— GIVEN TEXT —
'''

“I feel like there’s a slight confusion between social distancing and social isolation”, says psychology student Nokhez Usama. “We have to keep our distance from each other, but I think it’s important to stay connected. Don’t socially isolate yourself. I know a lot of people are doing that. But talking to each other helps.”
Frenk Peeters, professor of Clinical Psychology, agrees with her. “I think we should increase social connectedness, and there are so many possibilities to do that. Call each other, use FaceTime, use WhatsApp, play games online. Some of my colleagues now take coffee breaks together on FaceTime. They agree on a time to call each other and chat about things other than work, like they would usually do at the coffee machine.” “You could also use Zoom to study together”, adds Usama. “It might feel strange at first, but at least you won’t feel alone.”
And don’t be too hard on yourself, advises Peeters. “It’s normal that concentration in times of change is perhaps more difficult. You need some time to adapt to it. I’m not going to write a brilliant paper that wins me the Nobel Prize now, and that’s OK. But try to add structure to your day. Go to bed at a normal time and get up in the morning at a normal time. Set goals for the day, but keep them small and realistic. Don’t drink too much, don’t do drugs, but make sure you have enough time to relax.”
What are their tips for people who feel very stressed and anxious about the whole situation? “Limit your time searching for information on the virus. And stick to sources of high quality”, says Koen Schruers, professor of Psychiatry and Neuropsychology. “And remember, if you’re a little bit anxious, that’s good. It keeps you from hanging out with lots of other people and getting infected.”

'''

Continue the article on staying connected and coping with stress during social distancing, starting after its final paragraph.

— SUPPLIED RECORDS —
'''

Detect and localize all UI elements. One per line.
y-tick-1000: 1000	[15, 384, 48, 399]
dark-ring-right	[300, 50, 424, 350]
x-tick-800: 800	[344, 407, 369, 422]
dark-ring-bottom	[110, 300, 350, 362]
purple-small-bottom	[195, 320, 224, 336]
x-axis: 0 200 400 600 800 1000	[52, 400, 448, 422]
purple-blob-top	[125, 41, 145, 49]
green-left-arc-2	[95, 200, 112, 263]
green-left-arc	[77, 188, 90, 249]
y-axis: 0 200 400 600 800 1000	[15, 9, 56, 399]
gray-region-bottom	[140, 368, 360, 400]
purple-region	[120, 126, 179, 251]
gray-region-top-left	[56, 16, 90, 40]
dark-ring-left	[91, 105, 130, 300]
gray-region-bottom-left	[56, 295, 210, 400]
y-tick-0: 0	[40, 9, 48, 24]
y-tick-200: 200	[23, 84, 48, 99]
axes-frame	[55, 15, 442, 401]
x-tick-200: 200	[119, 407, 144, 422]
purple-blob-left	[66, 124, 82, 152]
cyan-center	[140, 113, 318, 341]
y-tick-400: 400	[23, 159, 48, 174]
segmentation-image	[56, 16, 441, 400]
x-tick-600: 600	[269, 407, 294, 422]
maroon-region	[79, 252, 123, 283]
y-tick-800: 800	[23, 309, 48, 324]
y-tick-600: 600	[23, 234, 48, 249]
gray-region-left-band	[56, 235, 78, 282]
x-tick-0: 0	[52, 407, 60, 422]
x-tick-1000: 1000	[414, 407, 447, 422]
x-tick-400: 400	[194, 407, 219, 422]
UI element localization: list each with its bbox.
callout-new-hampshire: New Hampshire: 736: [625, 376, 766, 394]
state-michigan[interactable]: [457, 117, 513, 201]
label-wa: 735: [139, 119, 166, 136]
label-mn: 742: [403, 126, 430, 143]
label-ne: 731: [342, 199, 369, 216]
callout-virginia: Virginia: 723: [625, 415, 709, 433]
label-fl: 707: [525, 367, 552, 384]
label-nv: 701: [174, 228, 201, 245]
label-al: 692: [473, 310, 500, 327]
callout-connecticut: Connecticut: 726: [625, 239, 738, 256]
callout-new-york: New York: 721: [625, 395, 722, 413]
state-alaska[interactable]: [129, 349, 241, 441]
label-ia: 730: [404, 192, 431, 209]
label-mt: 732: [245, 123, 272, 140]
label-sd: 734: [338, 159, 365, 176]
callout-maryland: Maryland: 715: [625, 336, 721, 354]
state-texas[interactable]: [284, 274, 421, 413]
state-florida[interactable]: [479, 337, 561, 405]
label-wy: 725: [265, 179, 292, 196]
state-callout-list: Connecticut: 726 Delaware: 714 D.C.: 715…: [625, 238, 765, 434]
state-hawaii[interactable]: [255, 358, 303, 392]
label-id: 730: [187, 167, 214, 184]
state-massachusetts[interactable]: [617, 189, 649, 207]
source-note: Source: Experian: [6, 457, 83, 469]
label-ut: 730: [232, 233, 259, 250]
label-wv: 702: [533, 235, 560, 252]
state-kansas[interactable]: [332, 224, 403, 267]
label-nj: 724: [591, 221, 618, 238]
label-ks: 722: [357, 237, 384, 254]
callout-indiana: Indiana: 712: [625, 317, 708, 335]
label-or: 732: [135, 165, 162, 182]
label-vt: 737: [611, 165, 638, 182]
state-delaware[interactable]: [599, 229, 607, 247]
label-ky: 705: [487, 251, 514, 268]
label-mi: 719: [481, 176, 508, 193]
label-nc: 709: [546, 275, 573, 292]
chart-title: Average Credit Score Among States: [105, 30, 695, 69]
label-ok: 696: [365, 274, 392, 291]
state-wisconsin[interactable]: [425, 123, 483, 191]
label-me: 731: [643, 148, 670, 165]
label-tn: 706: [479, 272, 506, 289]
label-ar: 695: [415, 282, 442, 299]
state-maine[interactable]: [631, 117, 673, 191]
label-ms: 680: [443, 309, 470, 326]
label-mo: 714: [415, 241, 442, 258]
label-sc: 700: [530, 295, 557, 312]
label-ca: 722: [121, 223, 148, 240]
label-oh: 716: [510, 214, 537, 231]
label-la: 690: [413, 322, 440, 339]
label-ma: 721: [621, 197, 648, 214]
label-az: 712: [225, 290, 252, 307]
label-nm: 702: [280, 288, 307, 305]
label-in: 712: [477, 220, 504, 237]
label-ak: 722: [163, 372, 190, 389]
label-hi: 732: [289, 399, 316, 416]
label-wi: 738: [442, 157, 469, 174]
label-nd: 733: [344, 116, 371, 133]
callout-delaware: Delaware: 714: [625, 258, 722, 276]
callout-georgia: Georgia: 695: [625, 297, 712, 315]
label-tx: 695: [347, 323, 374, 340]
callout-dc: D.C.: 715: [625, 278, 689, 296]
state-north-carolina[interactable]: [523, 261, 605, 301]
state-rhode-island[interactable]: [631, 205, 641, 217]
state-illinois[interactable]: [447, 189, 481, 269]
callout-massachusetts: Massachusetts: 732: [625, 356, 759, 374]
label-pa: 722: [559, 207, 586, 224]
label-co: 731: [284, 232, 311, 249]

'''

— EXERCISE ANSWER —
Peeters and student psychologist Liesbeth Mouha also advise people to go out for walks – as long as they stick to the rules, that is: keep 1.5 metres apart from one another at all times and avoid crowded places. Students’ appointments with the student psychologists won’t be cancelled, says Mouha, but will take place online or be held by telephone instead. “If you want to make an individual appointment, it’s still possible. As usual, though, we advise you to call your GP if it’s urgent.” The UM psychologists are currently working to make their other services, including workshops, available online as well.
A question from the chat: how do you cope with feelings of guilt about being in a safe environment when your loved ones aren’t? “Try to make yourself useful from a distance”, says Schruers. “It’ll help them and it’ll help you. Call them more often or order groceries for them.” “Your own home is the safest place to be right now”, says Usama. “Help them make their home their safest place to be.”
And how about dealing with anger directed at people who put others at risk by ignoring the guidelines introduced by the Netherlands National Institute for Public Health and the Environment (RIVM)? “Show respect and be a role model”, says Peeters. “Some people are allergic to instructions. It triggers them to do exactly the opposite”, says Mouha. “Instead of instructing people, we can inspire people. We can show them how we do it.”